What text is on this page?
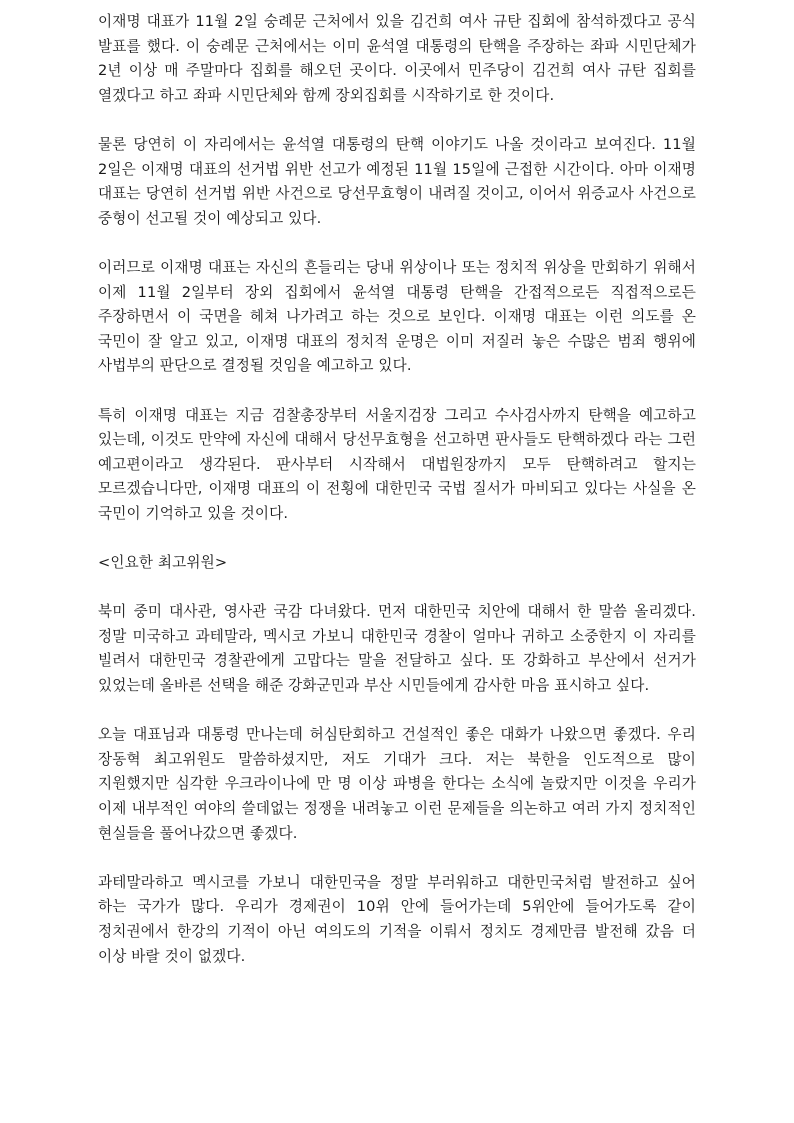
이재명 대표가 11월 2일 숭례문 근처에서 있을 김건희 여사 규탄 집회에 참석하겠다고 공식 발표를 했다. 이 숭례문 근처에서는 이미 윤석열 대통령의 탄핵을 주장하는 좌파 시민단체가 2년 이상 매 주말마다 집회를 해오던 곳이다. 이곳에서 민주당이 김건희 여사 규탄 집회를 열겠다고 하고 좌파 시민단체와 함께 장외집회를 시작하기로 한 것이다.

물론 당연히 이 자리에서는 윤석열 대통령의 탄핵 이야기도 나올 것이라고 보여진다. 11월 2일은 이재명 대표의 선거법 위반 선고가 예정된 11월 15일에 근접한 시간이다. 아마 이재명 대표는 당연히 선거법 위반 사건으로 당선무효형이 내려질 것이고, 이어서 위증교사 사건으로 중형이 선고될 것이 예상되고 있다.

이러므로 이재명 대표는 자신의 흔들리는 당내 위상이나 또는 정치적 위상을 만회하기 위해서 이제 11월 2일부터 장외 집회에서 윤석열 대통령 탄핵을 간접적으로든 직접적으로든 주장하면서 이 국면을 헤쳐 나가려고 하는 것으로 보인다. 이재명 대표는 이런 의도를 온 국민이 잘 알고 있고, 이재명 대표의 정치적 운명은 이미 저질러 놓은 수많은 범죄 행위에 사법부의 판단으로 결정될 것임을 예고하고 있다.

특히 이재명 대표는 지금 검찰총장부터 서울지검장 그리고 수사검사까지 탄핵을 예고하고 있는데, 이것도 만약에 자신에 대해서 당선무효형을 선고하면 판사들도 탄핵하겠다 라는 그런 예고편이라고 생각된다. 판사부터 시작해서 대법원장까지 모두 탄핵하려고 할지는 모르겠습니다만, 이재명 대표의 이 전횡에 대한민국 국법 질서가 마비되고 있다는 사실을 온 국민이 기억하고 있을 것이다.

<인요한 최고위원>

북미 중미 대사관, 영사관 국감 다녀왔다. 먼저 대한민국 치안에 대해서 한 말씀 올리겠다. 정말 미국하고 과테말라, 멕시코 가보니 대한민국 경찰이 얼마나 귀하고 소중한지 이 자리를 빌려서 대한민국 경찰관에게 고맙다는 말을 전달하고 싶다. 또 강화하고 부산에서 선거가 있었는데 올바른 선택을 해준 강화군민과 부산 시민들에게 감사한 마음 표시하고 싶다.

오늘 대표님과 대통령 만나는데 허심탄회하고 건설적인 좋은 대화가 나왔으면 좋겠다. 우리 장동혁 최고위원도 말씀하셨지만, 저도 기대가 크다. 저는 북한을 인도적으로 많이 지원했지만 심각한 우크라이나에 만 명 이상 파병을 한다는 소식에 놀랐지만 이것을 우리가 이제 내부적인 여야의 쓸데없는 정쟁을 내려놓고 이런 문제들을 의논하고 여러 가지 정치적인 현실들을 풀어나갔으면 좋겠다.

과테말라하고 멕시코를 가보니 대한민국을 정말 부러워하고 대한민국처럼 발전하고 싶어 하는 국가가 많다. 우리가 경제권이 10위 안에 들어가는데 5위안에 들어가도록 같이 정치권에서 한강의 기적이 아닌 여의도의 기적을 이뤄서 정치도 경제만큼 발전해 갔음 더 이상 바랄 것이 없겠다.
##########
Stated exercise: Keep the pictures out of the copy and return the rest of the data above exactly.

Correct answer:
What text is on this page?
이재명 대표가 11월 2일 숭례문 근처에서 있을 김건희 여사 규탄 집회에 참석하겠다고 공식 발표를 했다. 이 숭례문 근처에서는 이미 윤석열 대통령의 탄핵을 주장하는 좌파 시민단체가 2년 이상 매 주말마다 집회를 해오던 곳이다. 이곳에서 민주당이 김건희 여사 규탄 집회를 열겠다고 하고 좌파 시민단체와 함께 장외집회를 시작하기로 한 것이다.

물론 당연히 이 자리에서는 윤석열 대통령의 탄핵 이야기도 나올 것이라고 보여진다. 11월 2일은 이재명 대표의 선거법 위반 선고가 예정된 11월 15일에 근접한 시간이다. 아마 이재명 대표는 당연히 선거법 위반 사건으로 당선무효형이 내려질 것이고, 이어서 위증교사 사건으로 중형이 선고될 것이 예상되고 있다.

이러므로 이재명 대표는 자신의 흔들리는 당내 위상이나 또는 정치적 위상을 만회하기 위해서 이제 11월 2일부터 장외 집회에서 윤석열 대통령 탄핵을 간접적으로든 직접적으로든 주장하면서 이 국면을 헤쳐 나가려고 하는 것으로 보인다. 이재명 대표는 이런 의도를 온 국민이 잘 알고 있고, 이재명 대표의 정치적 운명은 이미 저질러 놓은 수많은 범죄 행위에 사법부의 판단으로 결정될 것임을 예고하고 있다.

특히 이재명 대표는 지금 검찰총장부터 서울지검장 그리고 수사검사까지 탄핵을 예고하고 있는데, 이것도 만약에 자신에 대해서 당선무효형을 선고하면 판사들도 탄핵하겠다 라는 그런 예고편이라고 생각된다. 판사부터 시작해서 대법원장까지 모두 탄핵하려고 할지는 모르겠습니다만, 이재명 대표의 이 전횡에 대한민국 국법 질서가 마비되고 있다는 사실을 온 국민이 기억하고 있을 것이다.

<인요한 최고위원>

북미 중미 대사관, 영사관 국감 다녀왔다. 먼저 대한민국 치안에 대해서 한 말씀 올리겠다. 정말 미국하고 과테말라, 멕시코 가보니 대한민국 경찰이 얼마나 귀하고 소중한지 이 자리를 빌려서 대한민국 경찰관에게 고맙다는 말을 전달하고 싶다. 또 강화하고 부산에서 선거가 있었는데 올바른 선택을 해준 강화군민과 부산 시민들에게 감사한 마음 표시하고 싶다.

오늘 대표님과 대통령 만나는데 허심탄회하고 건설적인 좋은 대화가 나왔으면 좋겠다. 우리 장동혁 최고위원도 말씀하셨지만, 저도 기대가 크다. 저는 북한을 인도적으로 많이 지원했지만 심각한 우크라이나에 만 명 이상 파병을 한다는 소식에 놀랐지만 이것을 우리가 이제 내부적인 여야의 쓸데없는 정쟁을 내려놓고 이런 문제들을 의논하고 여러 가지 정치적인 현실들을 풀어나갔으면 좋겠다.

과테말라하고 멕시코를 가보니 대한민국을 정말 부러워하고 대한민국처럼 발전하고 싶어 하는 국가가 많다. 우리가 경제권이 10위 안에 들어가는데 5위안에 들어가도록 같이 정치권에서 한강의 기적이 아닌 여의도의 기적을 이뤄서 정치도 경제만큼 발전해 갔음 더 이상 바랄 것이 없겠다.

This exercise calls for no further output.